-- YOUR INSTRUCTIONS --
An exact reproduction of the records is required, with all images left out.

Dataset excerpt:
* Begin *

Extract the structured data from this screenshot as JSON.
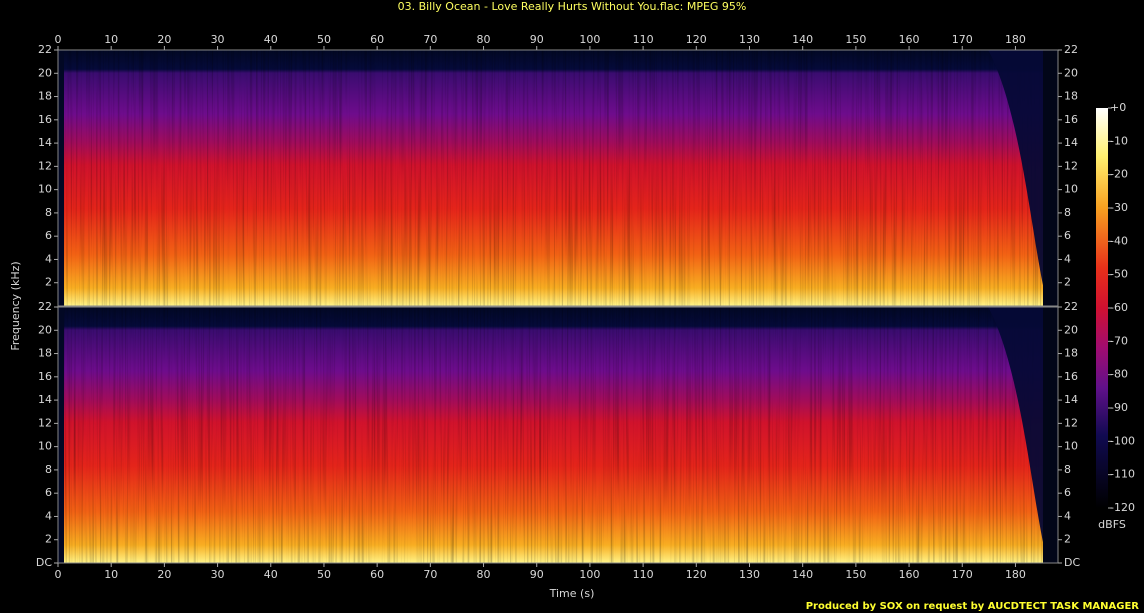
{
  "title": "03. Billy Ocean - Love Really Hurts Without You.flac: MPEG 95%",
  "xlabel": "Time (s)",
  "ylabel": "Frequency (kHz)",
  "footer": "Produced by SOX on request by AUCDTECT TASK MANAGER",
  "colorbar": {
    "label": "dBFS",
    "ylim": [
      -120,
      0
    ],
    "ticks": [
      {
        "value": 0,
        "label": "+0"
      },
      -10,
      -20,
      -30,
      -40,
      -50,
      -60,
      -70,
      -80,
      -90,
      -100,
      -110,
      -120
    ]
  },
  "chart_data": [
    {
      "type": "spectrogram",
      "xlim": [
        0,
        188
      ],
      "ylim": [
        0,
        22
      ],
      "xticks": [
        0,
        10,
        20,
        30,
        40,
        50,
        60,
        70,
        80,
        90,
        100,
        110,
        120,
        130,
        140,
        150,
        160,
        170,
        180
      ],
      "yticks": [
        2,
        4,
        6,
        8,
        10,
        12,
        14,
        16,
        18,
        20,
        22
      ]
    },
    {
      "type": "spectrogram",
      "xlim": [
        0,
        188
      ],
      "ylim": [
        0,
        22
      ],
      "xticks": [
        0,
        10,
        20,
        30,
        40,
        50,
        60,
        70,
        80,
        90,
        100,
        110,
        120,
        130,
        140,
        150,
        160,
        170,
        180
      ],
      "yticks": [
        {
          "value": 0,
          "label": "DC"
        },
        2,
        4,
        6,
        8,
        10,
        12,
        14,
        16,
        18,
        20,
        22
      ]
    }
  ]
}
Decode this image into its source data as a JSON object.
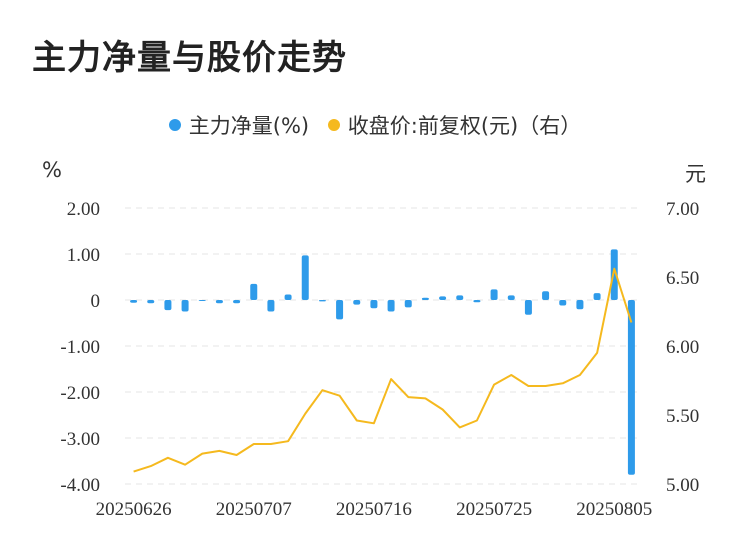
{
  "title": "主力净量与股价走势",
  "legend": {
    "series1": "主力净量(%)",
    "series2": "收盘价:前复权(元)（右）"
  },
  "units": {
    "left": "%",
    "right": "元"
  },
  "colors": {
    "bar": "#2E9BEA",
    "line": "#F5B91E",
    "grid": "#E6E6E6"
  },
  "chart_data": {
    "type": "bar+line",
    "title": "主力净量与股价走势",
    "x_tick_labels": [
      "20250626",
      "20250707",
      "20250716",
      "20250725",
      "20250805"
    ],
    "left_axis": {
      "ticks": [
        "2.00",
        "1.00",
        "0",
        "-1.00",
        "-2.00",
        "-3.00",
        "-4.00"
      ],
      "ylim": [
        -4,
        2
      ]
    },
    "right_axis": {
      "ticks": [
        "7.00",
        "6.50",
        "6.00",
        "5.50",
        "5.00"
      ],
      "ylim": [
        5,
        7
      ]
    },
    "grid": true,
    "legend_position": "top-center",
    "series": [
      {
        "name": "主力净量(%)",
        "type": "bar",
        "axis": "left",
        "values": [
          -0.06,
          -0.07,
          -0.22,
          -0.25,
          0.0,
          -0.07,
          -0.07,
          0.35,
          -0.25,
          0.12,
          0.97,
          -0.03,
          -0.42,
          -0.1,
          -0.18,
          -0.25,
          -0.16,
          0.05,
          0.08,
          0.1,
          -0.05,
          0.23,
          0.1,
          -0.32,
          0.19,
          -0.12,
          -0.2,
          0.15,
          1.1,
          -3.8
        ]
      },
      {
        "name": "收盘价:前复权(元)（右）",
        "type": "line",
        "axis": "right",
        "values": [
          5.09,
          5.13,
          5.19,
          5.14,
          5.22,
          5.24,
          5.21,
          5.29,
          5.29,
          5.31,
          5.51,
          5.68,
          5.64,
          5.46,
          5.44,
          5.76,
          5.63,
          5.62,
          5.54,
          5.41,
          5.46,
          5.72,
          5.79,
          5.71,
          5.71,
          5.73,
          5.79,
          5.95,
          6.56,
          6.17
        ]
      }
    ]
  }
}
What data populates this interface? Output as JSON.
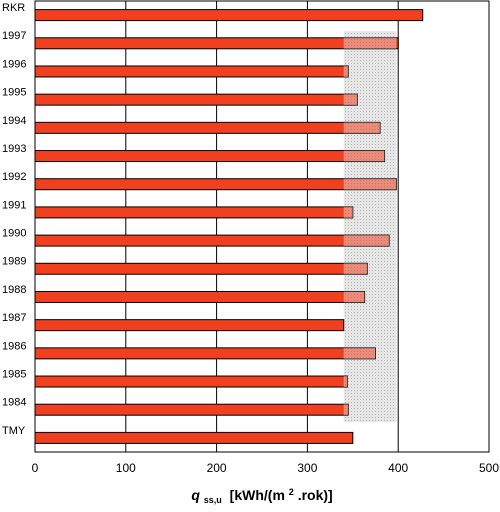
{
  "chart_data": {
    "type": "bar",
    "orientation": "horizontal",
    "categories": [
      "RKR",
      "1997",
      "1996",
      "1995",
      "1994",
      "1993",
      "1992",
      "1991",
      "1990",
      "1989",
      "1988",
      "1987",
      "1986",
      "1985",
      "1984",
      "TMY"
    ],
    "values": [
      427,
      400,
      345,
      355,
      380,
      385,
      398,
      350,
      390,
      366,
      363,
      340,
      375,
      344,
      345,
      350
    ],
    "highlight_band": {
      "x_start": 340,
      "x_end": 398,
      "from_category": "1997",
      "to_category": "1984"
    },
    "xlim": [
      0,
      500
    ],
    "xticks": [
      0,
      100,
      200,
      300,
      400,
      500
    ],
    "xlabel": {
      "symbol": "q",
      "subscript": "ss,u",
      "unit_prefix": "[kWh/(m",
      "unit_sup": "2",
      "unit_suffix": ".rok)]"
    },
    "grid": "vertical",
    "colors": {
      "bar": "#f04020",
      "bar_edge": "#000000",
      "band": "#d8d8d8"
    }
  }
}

* End *

-- CORRECT ANSWER --
Extract the structured data from this screenshot as JSON.
{
  "title": "03. Billy Ocean - Love Really Hurts Without You.flac: MPEG 95%",
  "xlabel": "Time (s)",
  "ylabel": "Frequency (kHz)",
  "footer": "Produced by SOX on request by AUCDTECT TASK MANAGER",
  "colorbar": {
    "label": "dBFS",
    "ylim": [
      -120,
      0
    ],
    "ticks": [
      {
        "value": 0,
        "label": "+0"
      },
      -10,
      -20,
      -30,
      -40,
      -50,
      -60,
      -70,
      -80,
      -90,
      -100,
      -110,
      -120
    ]
  },
  "chart_data": [
    {
      "type": "spectrogram",
      "xlim": [
        0,
        188
      ],
      "ylim": [
        0,
        22
      ],
      "xticks": [
        0,
        10,
        20,
        30,
        40,
        50,
        60,
        70,
        80,
        90,
        100,
        110,
        120,
        130,
        140,
        150,
        160,
        170,
        180
      ],
      "yticks": [
        2,
        4,
        6,
        8,
        10,
        12,
        14,
        16,
        18,
        20,
        22
      ]
    },
    {
      "type": "spectrogram",
      "xlim": [
        0,
        188
      ],
      "ylim": [
        0,
        22
      ],
      "xticks": [
        0,
        10,
        20,
        30,
        40,
        50,
        60,
        70,
        80,
        90,
        100,
        110,
        120,
        130,
        140,
        150,
        160,
        170,
        180
      ],
      "yticks": [
        {
          "value": 0,
          "label": "DC"
        },
        2,
        4,
        6,
        8,
        10,
        12,
        14,
        16,
        18,
        20,
        22
      ]
    }
  ]
}
Decode this image into its source data as a JSON object.
{
  "title": "主力净量与股价走势",
  "legend": {
    "series1": "主力净量(%)",
    "series2": "收盘价:前复权(元)（右）"
  },
  "units": {
    "left": "%",
    "right": "元"
  },
  "colors": {
    "bar": "#2E9BEA",
    "line": "#F5B91E",
    "grid": "#E6E6E6"
  },
  "chart_data": {
    "type": "bar+line",
    "title": "主力净量与股价走势",
    "x_tick_labels": [
      "20250626",
      "20250707",
      "20250716",
      "20250725",
      "20250805"
    ],
    "left_axis": {
      "ticks": [
        "2.00",
        "1.00",
        "0",
        "-1.00",
        "-2.00",
        "-3.00",
        "-4.00"
      ],
      "ylim": [
        -4,
        2
      ]
    },
    "right_axis": {
      "ticks": [
        "7.00",
        "6.50",
        "6.00",
        "5.50",
        "5.00"
      ],
      "ylim": [
        5,
        7
      ]
    },
    "grid": true,
    "legend_position": "top-center",
    "series": [
      {
        "name": "主力净量(%)",
        "type": "bar",
        "axis": "left",
        "values": [
          -0.06,
          -0.07,
          -0.22,
          -0.25,
          0.0,
          -0.07,
          -0.07,
          0.35,
          -0.25,
          0.12,
          0.97,
          -0.03,
          -0.42,
          -0.1,
          -0.18,
          -0.25,
          -0.16,
          0.05,
          0.08,
          0.1,
          -0.05,
          0.23,
          0.1,
          -0.32,
          0.19,
          -0.12,
          -0.2,
          0.15,
          1.1,
          -3.8
        ]
      },
      {
        "name": "收盘价:前复权(元)（右）",
        "type": "line",
        "axis": "right",
        "values": [
          5.09,
          5.13,
          5.19,
          5.14,
          5.22,
          5.24,
          5.21,
          5.29,
          5.29,
          5.31,
          5.51,
          5.68,
          5.64,
          5.46,
          5.44,
          5.76,
          5.63,
          5.62,
          5.54,
          5.41,
          5.46,
          5.72,
          5.79,
          5.71,
          5.71,
          5.73,
          5.79,
          5.95,
          6.56,
          6.17
        ]
      }
    ]
  }
}
What data populates this interface? Output as JSON.
{
  "chart_data": {
    "type": "bar",
    "orientation": "horizontal",
    "categories": [
      "RKR",
      "1997",
      "1996",
      "1995",
      "1994",
      "1993",
      "1992",
      "1991",
      "1990",
      "1989",
      "1988",
      "1987",
      "1986",
      "1985",
      "1984",
      "TMY"
    ],
    "values": [
      427,
      400,
      345,
      355,
      380,
      385,
      398,
      350,
      390,
      366,
      363,
      340,
      375,
      344,
      345,
      350
    ],
    "highlight_band": {
      "x_start": 340,
      "x_end": 398,
      "from_category": "1997",
      "to_category": "1984"
    },
    "xlim": [
      0,
      500
    ],
    "xticks": [
      0,
      100,
      200,
      300,
      400,
      500
    ],
    "xlabel": {
      "symbol": "q",
      "subscript": "ss,u",
      "unit_prefix": "[kWh/(m",
      "unit_sup": "2",
      "unit_suffix": ".rok)]"
    },
    "grid": "vertical",
    "colors": {
      "bar": "#f04020",
      "bar_edge": "#000000",
      "band": "#d8d8d8"
    }
  }
}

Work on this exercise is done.